(DATASET ENTRIES):

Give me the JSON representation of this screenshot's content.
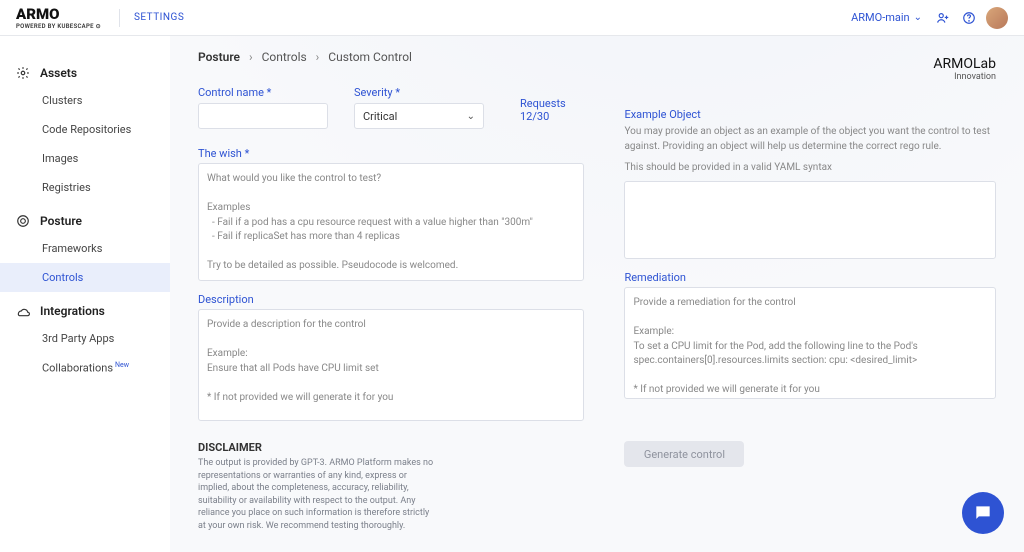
{
  "header": {
    "logo": "ARMO",
    "logoSub": "POWERED BY KUBESCAPE ⊙",
    "settings": "SETTINGS",
    "tenant": "ARMO-main"
  },
  "sidebar": {
    "assets": {
      "label": "Assets",
      "items": [
        "Clusters",
        "Code Repositories",
        "Images",
        "Registries"
      ]
    },
    "posture": {
      "label": "Posture",
      "items": [
        "Frameworks",
        "Controls"
      ],
      "activeIndex": 1
    },
    "integrations": {
      "label": "Integrations",
      "items": [
        "3rd Party Apps",
        "Collaborations"
      ],
      "newBadgeIndex": 1
    }
  },
  "breadcrumb": {
    "a": "Posture",
    "b": "Controls",
    "c": "Custom Control"
  },
  "form": {
    "controlNameLabel": "Control name *",
    "severityLabel": "Severity *",
    "severityValue": "Critical",
    "requests": "Requests  12/30",
    "wishLabel": "The wish *",
    "wishPlaceholder": "What would you like the control to test?\n\nExamples\n  - Fail if a pod has a cpu resource request with a value higher than \"300m\"\n  - Fail if replicaSet has more than 4 replicas\n\nTry to be detailed as possible. Pseudocode is welcomed.",
    "descLabel": "Description",
    "descPlaceholder": "Provide a description for the control\n\nExample:\nEnsure that all Pods have CPU limit set\n\n* If not provided we will generate it for you",
    "exLabel": "Example Object",
    "exHint1": "You may provide an object as an example of the object you want the control to test against. Providing an object will help us determine the correct rego rule.",
    "exHint2": "This should be provided in a valid YAML syntax",
    "remLabel": "Remediation",
    "remPlaceholder": "Provide a remediation for the control\n\nExample:\nTo set a CPU limit for the Pod, add the following line to the Pod's spec.containers[0].resources.limits section: cpu: <desired_limit>\n\n* If not provided we will generate it for you"
  },
  "armolab": {
    "line1a": "ARMO",
    "line1b": "Lab",
    "line2": "Innovation"
  },
  "disclaimer": {
    "title": "DISCLAIMER",
    "body": "The output is provided by GPT-3. ARMO Platform makes no representations or warranties of any kind, express or implied, about the completeness, accuracy, reliability, suitability or availability with respect to the output. Any reliance you place on such information is therefore strictly at your own risk. We recommend testing thoroughly."
  },
  "generateLabel": "Generate control",
  "newBadge": "New"
}
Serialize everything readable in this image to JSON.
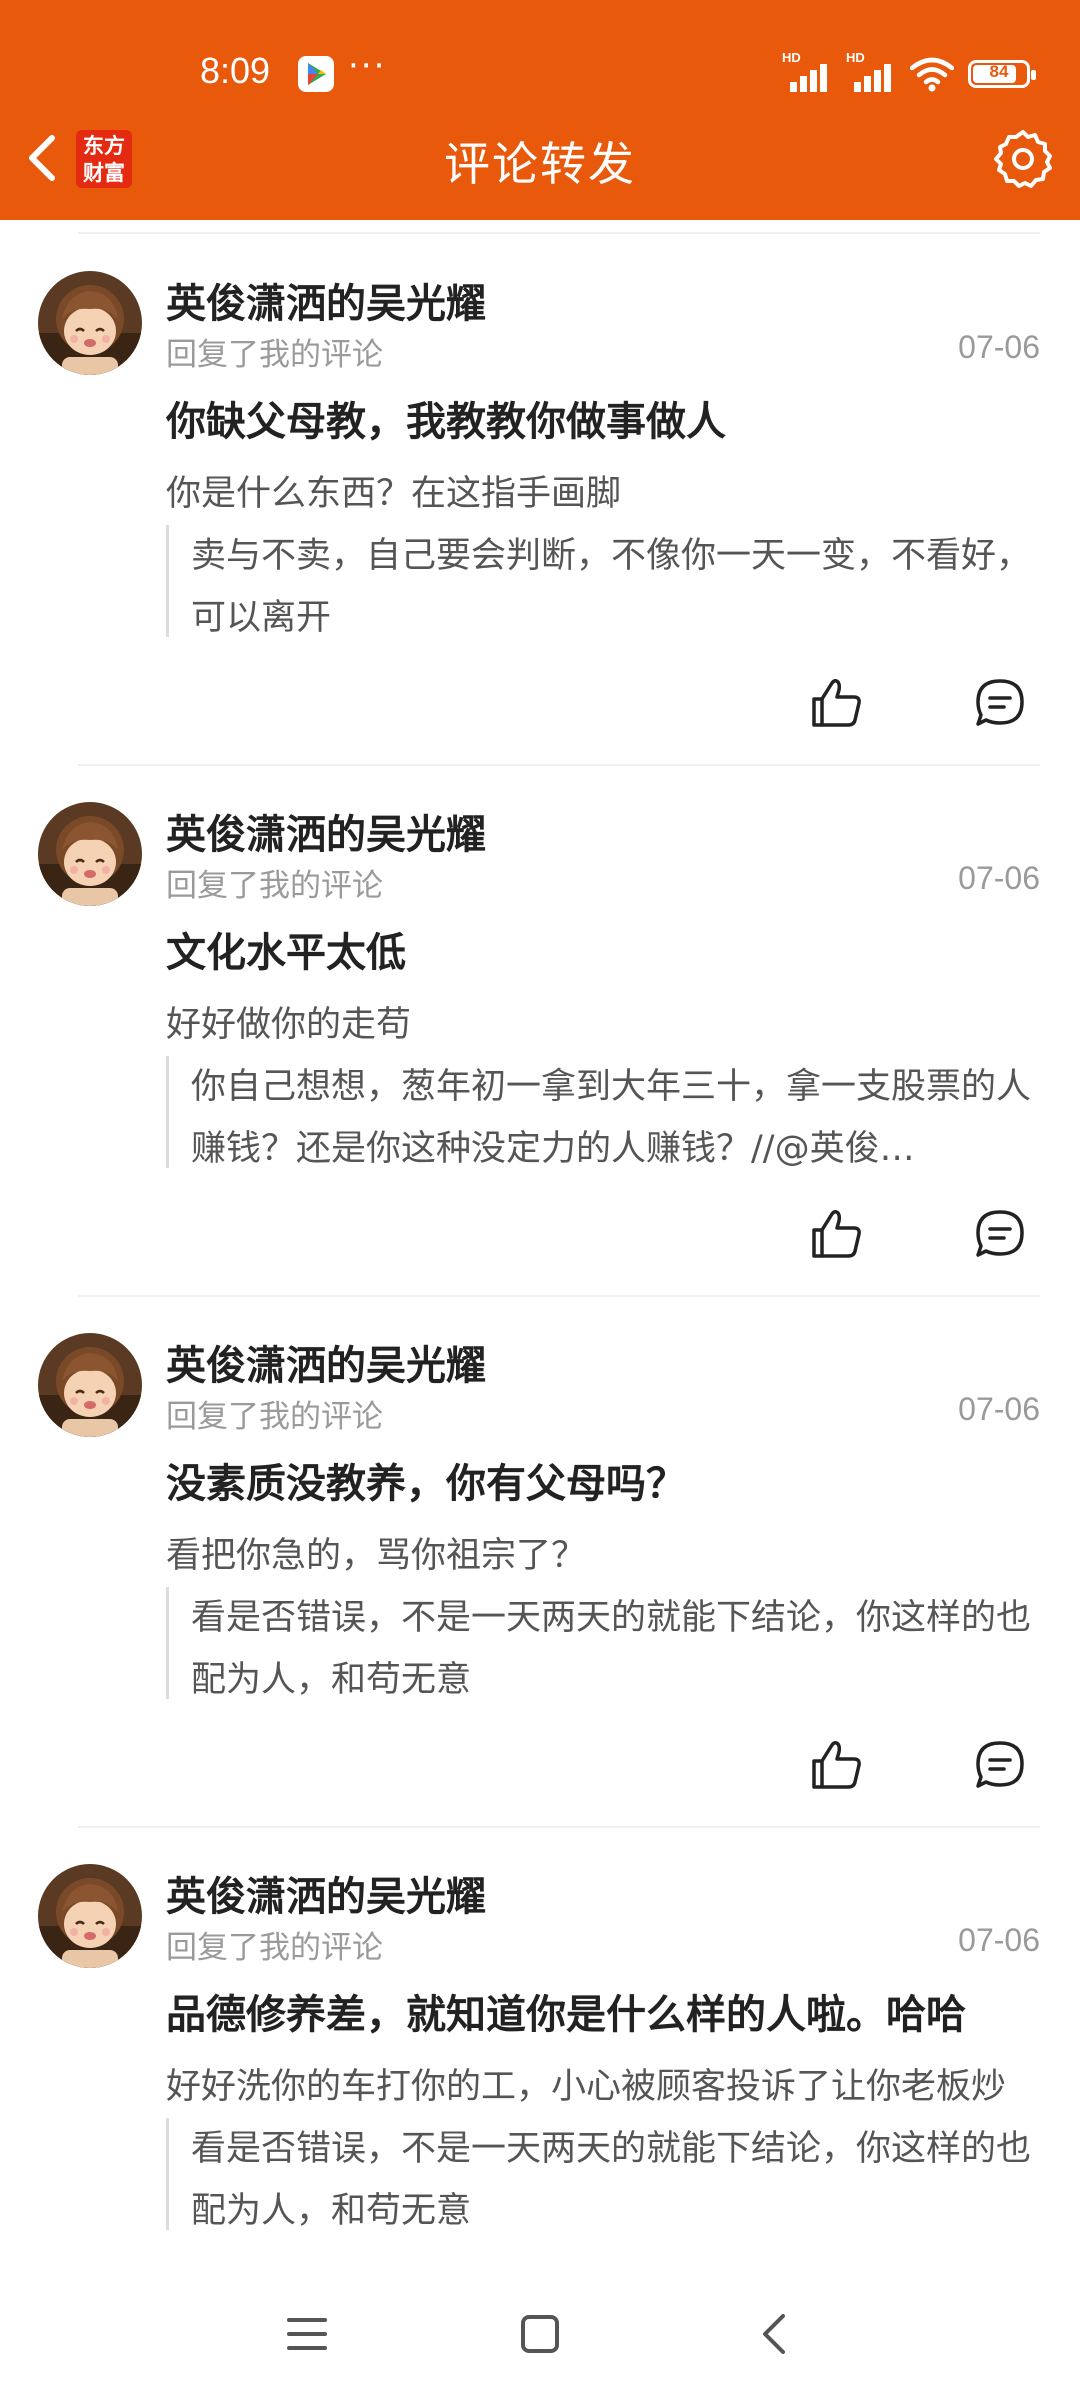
{
  "status_bar": {
    "time": "8:09",
    "dots": "···",
    "signal_hd_1": "HD",
    "signal_hd_2": "HD",
    "battery": "84"
  },
  "header": {
    "title": "评论转发",
    "logo_line1": "东方",
    "logo_line2": "财富"
  },
  "colors": {
    "header_bg": "#e8590c",
    "logo_bg": "#e52a12"
  },
  "comments": [
    {
      "author": "英俊潇洒的吴光耀",
      "action": "回复了我的评论",
      "date": "07-06",
      "title": "你缺父母教，我教教你做事做人",
      "reply": "你是什么东西？在这指手画脚",
      "quote": "卖与不卖，自己要会判断，不像你一天一变，不看好，可以离开"
    },
    {
      "author": "英俊潇洒的吴光耀",
      "action": "回复了我的评论",
      "date": "07-06",
      "title": "文化水平太低",
      "reply": "好好做你的走苟",
      "quote": "你自己想想，葱年初一拿到大年三十，拿一支股票的人赚钱？还是你这种没定力的人赚钱？//@英俊…"
    },
    {
      "author": "英俊潇洒的吴光耀",
      "action": "回复了我的评论",
      "date": "07-06",
      "title": "没素质没教养，你有父母吗？",
      "reply": "看把你急的，骂你祖宗了？",
      "quote": "看是否错误，不是一天两天的就能下结论，你这样的也配为人，和苟无意"
    },
    {
      "author": "英俊潇洒的吴光耀",
      "action": "回复了我的评论",
      "date": "07-06",
      "title": "品德修养差，就知道你是什么样的人啦。哈哈",
      "reply": "好好洗你的车打你的工，小心被顾客投诉了让你老板炒",
      "quote": "看是否错误，不是一天两天的就能下结论，你这样的也配为人，和苟无意"
    }
  ],
  "icons": {
    "back": "chevron-left-icon",
    "settings": "gear-icon",
    "like": "thumbs-up-icon",
    "comment": "comment-bubble-icon",
    "nav_menu": "menu-icon",
    "nav_home": "home-square-icon",
    "nav_back": "back-triangle-icon"
  }
}
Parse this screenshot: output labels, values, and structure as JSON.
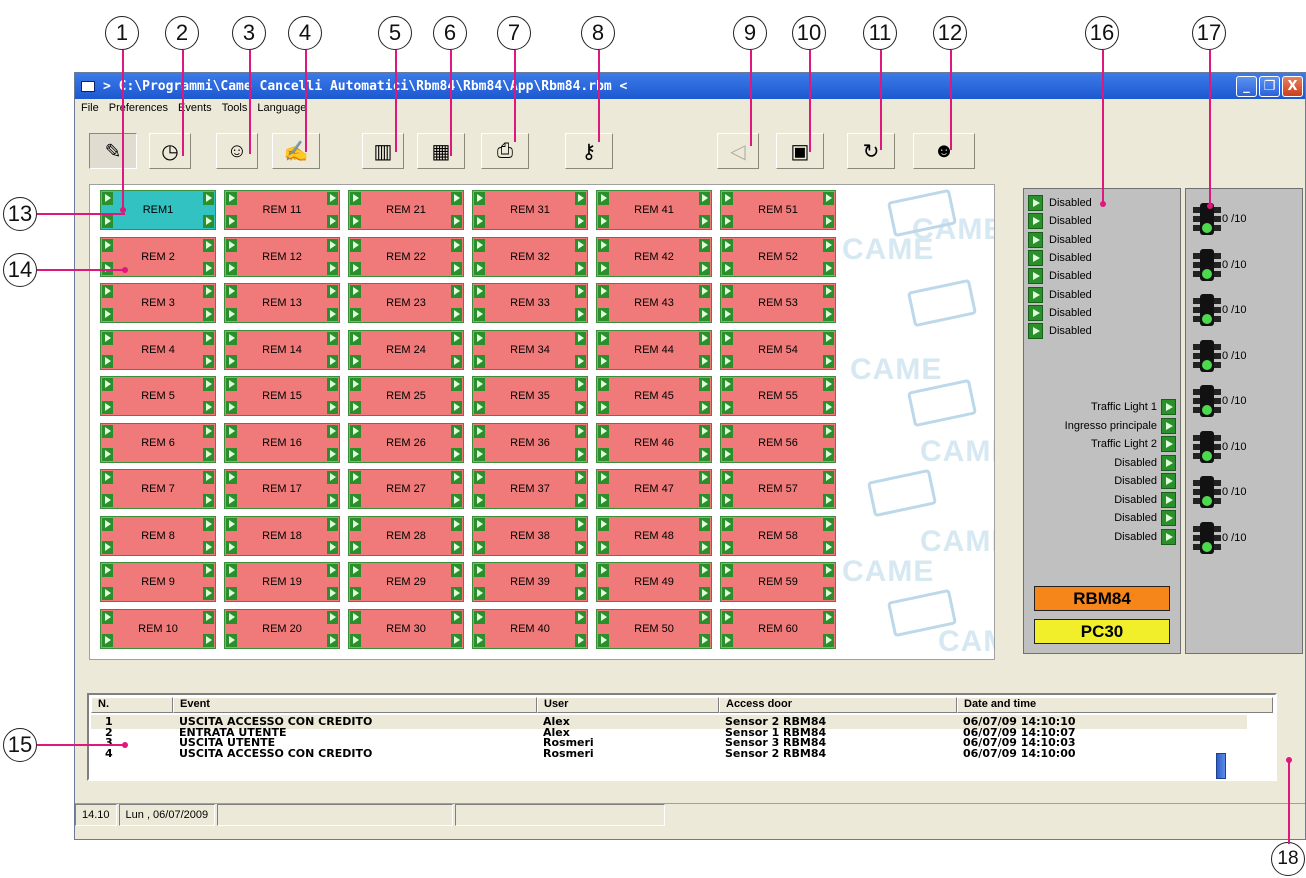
{
  "window": {
    "title": "> C:\\Programmi\\Came Cancelli Automatici\\Rbm84\\Rbm84\\App\\Rbm84.rbm <",
    "buttons": {
      "minimize": "_",
      "restore": "❐",
      "close": "X"
    }
  },
  "menu": [
    "File",
    "Preferences",
    "Events",
    "Tools",
    "Language"
  ],
  "toolbar": [
    {
      "name": "settings-tool-icon",
      "glyph": "✎",
      "state": "pressed"
    },
    {
      "name": "clock-icon",
      "glyph": "◷",
      "state": "normal"
    },
    {
      "name": "user-icon",
      "glyph": "☺",
      "state": "normal"
    },
    {
      "name": "write-icon",
      "glyph": "✍",
      "state": "normal"
    },
    {
      "name": "book-icon",
      "glyph": "▥",
      "state": "normal"
    },
    {
      "name": "calendar-icon",
      "glyph": "▦",
      "state": "normal"
    },
    {
      "name": "printer-icon",
      "glyph": "⎙",
      "state": "normal"
    },
    {
      "name": "key-icon",
      "glyph": "⚷",
      "state": "normal"
    },
    {
      "name": "speaker-icon",
      "glyph": "◁",
      "state": "disabled"
    },
    {
      "name": "lock-icon",
      "glyph": "▣",
      "state": "normal"
    },
    {
      "name": "refresh-icon",
      "glyph": "↻",
      "state": "normal"
    },
    {
      "name": "users-icon",
      "glyph": "☻",
      "state": "normal"
    }
  ],
  "callouts": [
    "1",
    "2",
    "3",
    "4",
    "5",
    "6",
    "7",
    "8",
    "9",
    "10",
    "11",
    "12",
    "13",
    "14",
    "15",
    "16",
    "17",
    "18"
  ],
  "watermark": {
    "text": "CAME",
    "color": "#d6e8f2"
  },
  "remotes": {
    "columns": [
      [
        "REM1",
        "REM 2",
        "REM 3",
        "REM 4",
        "REM 5",
        "REM 6",
        "REM 7",
        "REM 8",
        "REM 9",
        "REM 10"
      ],
      [
        "REM 11",
        "REM 12",
        "REM 13",
        "REM 14",
        "REM 15",
        "REM 16",
        "REM 17",
        "REM 18",
        "REM 19",
        "REM 20"
      ],
      [
        "REM 21",
        "REM 22",
        "REM 23",
        "REM 24",
        "REM 25",
        "REM 26",
        "REM 27",
        "REM 28",
        "REM 29",
        "REM 30"
      ],
      [
        "REM 31",
        "REM 32",
        "REM 33",
        "REM 34",
        "REM 35",
        "REM 36",
        "REM 37",
        "REM 38",
        "REM 39",
        "REM 40"
      ],
      [
        "REM 41",
        "REM 42",
        "REM 43",
        "REM 44",
        "REM 45",
        "REM 46",
        "REM 47",
        "REM 48",
        "REM 49",
        "REM 50"
      ],
      [
        "REM 51",
        "REM 52",
        "REM 53",
        "REM 54",
        "REM 55",
        "REM 56",
        "REM 57",
        "REM 58",
        "REM 59",
        "REM 60"
      ]
    ],
    "active": "REM1",
    "colors": {
      "normal": "#f07a7a",
      "active": "#33c2c2",
      "arrow": "#2b8f2b"
    }
  },
  "inputs_panel": [
    "Disabled",
    "Disabled",
    "Disabled",
    "Disabled",
    "Disabled",
    "Disabled",
    "Disabled",
    "Disabled"
  ],
  "outputs_panel": [
    "Traffic Light 1",
    "Ingresso principale",
    "Traffic Light 2",
    "Disabled",
    "Disabled",
    "Disabled",
    "Disabled",
    "Disabled"
  ],
  "devices": {
    "primary": "RBM84",
    "secondary": "PC30",
    "primary_color": "#f6861a",
    "secondary_color": "#f0ef2a"
  },
  "traffic_lights": [
    "0 /10",
    "0 /10",
    "0 /10",
    "0 /10",
    "0 /10",
    "0 /10",
    "0 /10",
    "0 /10"
  ],
  "events": {
    "columns": [
      "N.",
      "Event",
      "User",
      "Access door",
      "Date and time"
    ],
    "rows": [
      [
        "1",
        "USCITA ACCESSO CON CREDITO",
        "Alex",
        "Sensor 2 RBM84",
        "06/07/09 14:10:10"
      ],
      [
        "2",
        "ENTRATA UTENTE",
        "Alex",
        "Sensor 1 RBM84",
        "06/07/09 14:10:07"
      ],
      [
        "3",
        "USCITA UTENTE",
        "Rosmeri",
        "Sensor 3 RBM84",
        "06/07/09 14:10:03"
      ],
      [
        "4",
        "USCITA ACCESSO CON CREDITO",
        "Rosmeri",
        "Sensor 2 RBM84",
        "06/07/09 14:10:00"
      ]
    ]
  },
  "statusbar": {
    "time": "14.10",
    "date": "Lun , 06/07/2009"
  },
  "accent": "#e0177d"
}
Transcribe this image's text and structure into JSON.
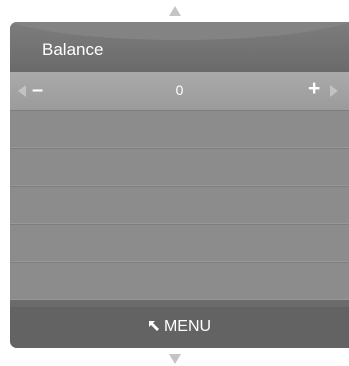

(WORK TO COMPLETE):
From the entries above, copy out every line where the string "text" appears.

(THE ANSWER):
    "text": "CAME",
Transcribe this image's text and structure into JSON.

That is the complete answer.